Excerpt to read
━━━━━━━━━━━━━━━━

As posted on Why the Echo Show could be Amazon’s most disruptive product
You might want to take a close look at Amazon Echo Show, because it’s about to change everything.
Amazon, which is on a product-release tear, revealed on Tuesday its latest Echo device, the roughly 8 x 8-inch, 2 and a half pound, 7-inch-screen-sporting Echo Show.
Early leaks focused on the product’s somewhat-retro looks and, even today, some are still dragging Amazon for the Show’s arguably inelegant profile. Yet, they’re all missing the point. The Amazon Echo Show is a quantum leap beyond any Alexa-infused product we’ve seen before.
In additional to Amazon’s trademark Echo audio system (this time two speakers) and a microphone array (eight of them!) for hearing you utter, “Alexa” wherever you are in the room, Echo Show features a 7-inch touch screen (larger than an iPhone 7 Plus, yet smaller than an iPad Mini’s), and a camera.
Echo Show and tell
The first Echo proved you can do a lot with your voice. The tubular Amazon Echo has excellent hearing (some would say too good) and parses most voice requests with aplomb, but there are limits. It’s not uncommon for Alexa to point you to your phone screen (and the associated Alexa app) to get a full answer to your question.
It’s not uncommon for Alexa to point you to your phone screen to get a full answer to your question.
In addition, Alexa has hundreds of skills that allow it to work with third-party devices, but the controls are also limited. You can, for instance, check your Nest Thermostat and even change the temperature with your voice, but you can’t easily manage multiple zones and schedules. Similarly, if you have a home security camera or two (Ring, Nest Cam), you can’t monitor anything through a traditional Echo.
Having a screen for your smart-home hub could be a game-changer, especially since most of the competition — Google Home, Invoke featuring Microsoft Cortana, and whatever Apple is working on in this space — are all focused on audio and not video. (Of course, Apple, Google, and Samsung have smart home hubs on their phones and tablets, but you’re probably not going to leave one of those devices propped up on the kitchen counter all day long.)
And then there’s the camera.
Just weeks after testing the waters with Amazon Echo Look, its first Echo device with a camera, Amazon is ready to put cameras in every room of your home (pretty much).
I know: On the face of it, this sounds like a terrible idea, but there’s good reason for this.
The camera on the Echo Show won’t be on all the time — it’s not a security cam, after all. Instead, Amazon is not-so-quietly trying to introduce video conferencing to every room of your home. It’s a pretty smart play, especially because Amazon is not limiting call participants to Echo Look owners — you can call an Echo via the Alexa app on your phone.

━━━━━━━━━━━━━━━━

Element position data
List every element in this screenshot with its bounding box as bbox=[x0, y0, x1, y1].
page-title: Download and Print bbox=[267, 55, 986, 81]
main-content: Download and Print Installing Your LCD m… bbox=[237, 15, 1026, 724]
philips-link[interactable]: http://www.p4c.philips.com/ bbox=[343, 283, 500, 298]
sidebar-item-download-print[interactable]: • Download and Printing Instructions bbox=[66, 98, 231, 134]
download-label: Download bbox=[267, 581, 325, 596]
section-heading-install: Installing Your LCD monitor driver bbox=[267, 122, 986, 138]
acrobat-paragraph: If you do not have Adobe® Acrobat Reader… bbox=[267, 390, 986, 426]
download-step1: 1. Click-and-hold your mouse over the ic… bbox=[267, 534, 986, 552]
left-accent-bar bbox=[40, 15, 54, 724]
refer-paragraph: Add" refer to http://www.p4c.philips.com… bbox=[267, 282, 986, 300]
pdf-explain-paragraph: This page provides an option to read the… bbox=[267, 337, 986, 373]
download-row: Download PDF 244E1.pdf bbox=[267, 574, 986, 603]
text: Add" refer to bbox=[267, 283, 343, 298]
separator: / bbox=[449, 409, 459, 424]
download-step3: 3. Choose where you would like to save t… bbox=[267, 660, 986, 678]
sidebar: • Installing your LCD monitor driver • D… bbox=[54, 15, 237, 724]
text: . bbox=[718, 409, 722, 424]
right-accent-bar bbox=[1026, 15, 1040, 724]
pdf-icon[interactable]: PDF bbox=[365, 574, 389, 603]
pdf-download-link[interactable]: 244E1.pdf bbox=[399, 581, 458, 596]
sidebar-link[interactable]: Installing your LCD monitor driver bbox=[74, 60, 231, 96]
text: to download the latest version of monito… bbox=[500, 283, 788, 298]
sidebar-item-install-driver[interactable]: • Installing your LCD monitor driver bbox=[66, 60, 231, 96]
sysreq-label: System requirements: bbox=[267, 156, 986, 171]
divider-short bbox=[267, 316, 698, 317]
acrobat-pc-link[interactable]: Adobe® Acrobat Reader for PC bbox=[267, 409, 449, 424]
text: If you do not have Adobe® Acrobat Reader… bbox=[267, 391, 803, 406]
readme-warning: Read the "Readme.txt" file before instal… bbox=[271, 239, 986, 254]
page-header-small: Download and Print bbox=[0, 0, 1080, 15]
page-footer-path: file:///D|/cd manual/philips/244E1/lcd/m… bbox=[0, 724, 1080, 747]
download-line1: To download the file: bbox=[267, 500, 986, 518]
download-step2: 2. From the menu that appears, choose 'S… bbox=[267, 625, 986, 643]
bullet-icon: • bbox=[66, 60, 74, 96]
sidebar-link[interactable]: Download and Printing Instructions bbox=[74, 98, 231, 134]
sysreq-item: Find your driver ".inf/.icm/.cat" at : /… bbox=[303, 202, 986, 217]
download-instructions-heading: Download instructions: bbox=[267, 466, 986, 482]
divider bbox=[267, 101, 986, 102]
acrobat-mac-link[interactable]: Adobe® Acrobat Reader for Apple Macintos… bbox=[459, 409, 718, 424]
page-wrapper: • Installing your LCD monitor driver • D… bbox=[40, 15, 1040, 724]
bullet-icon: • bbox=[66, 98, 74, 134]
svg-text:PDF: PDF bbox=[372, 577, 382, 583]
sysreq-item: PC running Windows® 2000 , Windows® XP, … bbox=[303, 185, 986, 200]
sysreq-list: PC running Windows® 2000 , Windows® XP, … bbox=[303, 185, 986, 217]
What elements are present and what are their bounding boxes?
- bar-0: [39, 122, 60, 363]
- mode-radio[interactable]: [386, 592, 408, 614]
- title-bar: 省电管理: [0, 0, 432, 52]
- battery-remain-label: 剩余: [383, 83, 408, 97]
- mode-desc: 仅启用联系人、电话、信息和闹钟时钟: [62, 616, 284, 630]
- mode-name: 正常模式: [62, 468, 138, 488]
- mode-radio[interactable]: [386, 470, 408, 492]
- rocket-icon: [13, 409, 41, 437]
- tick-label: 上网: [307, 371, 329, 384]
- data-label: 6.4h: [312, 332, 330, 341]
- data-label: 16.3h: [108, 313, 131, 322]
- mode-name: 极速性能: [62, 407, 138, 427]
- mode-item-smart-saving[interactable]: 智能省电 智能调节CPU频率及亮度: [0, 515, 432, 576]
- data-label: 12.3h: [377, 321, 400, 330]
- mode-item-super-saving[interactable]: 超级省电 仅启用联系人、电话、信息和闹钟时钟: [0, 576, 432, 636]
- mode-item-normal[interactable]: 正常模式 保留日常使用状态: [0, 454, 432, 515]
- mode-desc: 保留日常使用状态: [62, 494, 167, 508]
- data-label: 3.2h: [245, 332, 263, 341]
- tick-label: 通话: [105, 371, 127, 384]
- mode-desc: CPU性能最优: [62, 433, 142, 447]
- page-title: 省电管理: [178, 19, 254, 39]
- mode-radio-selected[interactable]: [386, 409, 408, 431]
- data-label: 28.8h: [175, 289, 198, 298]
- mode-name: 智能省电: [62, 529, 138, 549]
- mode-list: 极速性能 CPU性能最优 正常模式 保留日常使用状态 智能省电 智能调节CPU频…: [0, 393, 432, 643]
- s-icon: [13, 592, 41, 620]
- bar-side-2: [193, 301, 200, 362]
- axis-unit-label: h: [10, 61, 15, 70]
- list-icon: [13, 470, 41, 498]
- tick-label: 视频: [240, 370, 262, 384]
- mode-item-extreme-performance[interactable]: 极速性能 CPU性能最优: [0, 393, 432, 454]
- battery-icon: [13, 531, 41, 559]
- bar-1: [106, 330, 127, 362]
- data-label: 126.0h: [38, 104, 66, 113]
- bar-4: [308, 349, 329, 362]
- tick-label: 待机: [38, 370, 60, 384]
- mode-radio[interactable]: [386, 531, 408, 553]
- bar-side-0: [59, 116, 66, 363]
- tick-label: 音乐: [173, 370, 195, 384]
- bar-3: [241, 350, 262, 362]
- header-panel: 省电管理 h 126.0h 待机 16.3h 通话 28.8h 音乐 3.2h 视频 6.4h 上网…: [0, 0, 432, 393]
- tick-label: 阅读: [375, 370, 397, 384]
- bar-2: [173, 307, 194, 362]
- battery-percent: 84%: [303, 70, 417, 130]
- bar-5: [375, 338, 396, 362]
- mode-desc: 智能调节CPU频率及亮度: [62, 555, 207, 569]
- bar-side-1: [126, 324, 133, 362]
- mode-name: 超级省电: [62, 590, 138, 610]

━━━━━━━━━━━━━━━━

Written request
Carry on writing the article about the Amazon Echo Show, starting right after its last sentence. The items have nothing to do with this.

Output below
Imagine buying one of the $229.99 boxes for your grandparents. You don’t have to get one for your own home, which probably already has an original Echo or Dot; instead, you just load up the free Amazon Alexa app and start a video conference call from there. The grandparents can gather around the boxy little Echo Show while you stay on the move, but still connected, via your phone.
If you use FaceTime, Skype or any other video conferencing platform, this is not a new idea, but it is a significant new front in Amazon’s efforts to own home intelligence and connectivity. And may help push video conferencing into demographics and markets that have thus far ignored it.
One of the other big differences between Echo Show and all other Echo devices is that this one will always be communicating with you. With the original Echo, the device sits silent, waiting for you to say the magic word. Echo Show will always have something on its screen. It could be a weather forecast, your schedule, or a news update. It’s hard to imagine that Amazon hasn’t designed Echo Show to always be beckoning in some way.
A do-it-all device that can quickly switch from video calls to answering simple questions to displaying a recipe you asked about is compelling (maybe some split-screen multi-tasking could come down the road).
Even so, Amazon has some hurdles to clear.
Creepy or brilliant?
First, it must convince people to buy this box that’s sure to clash with the kitchen and living room designs of many homes.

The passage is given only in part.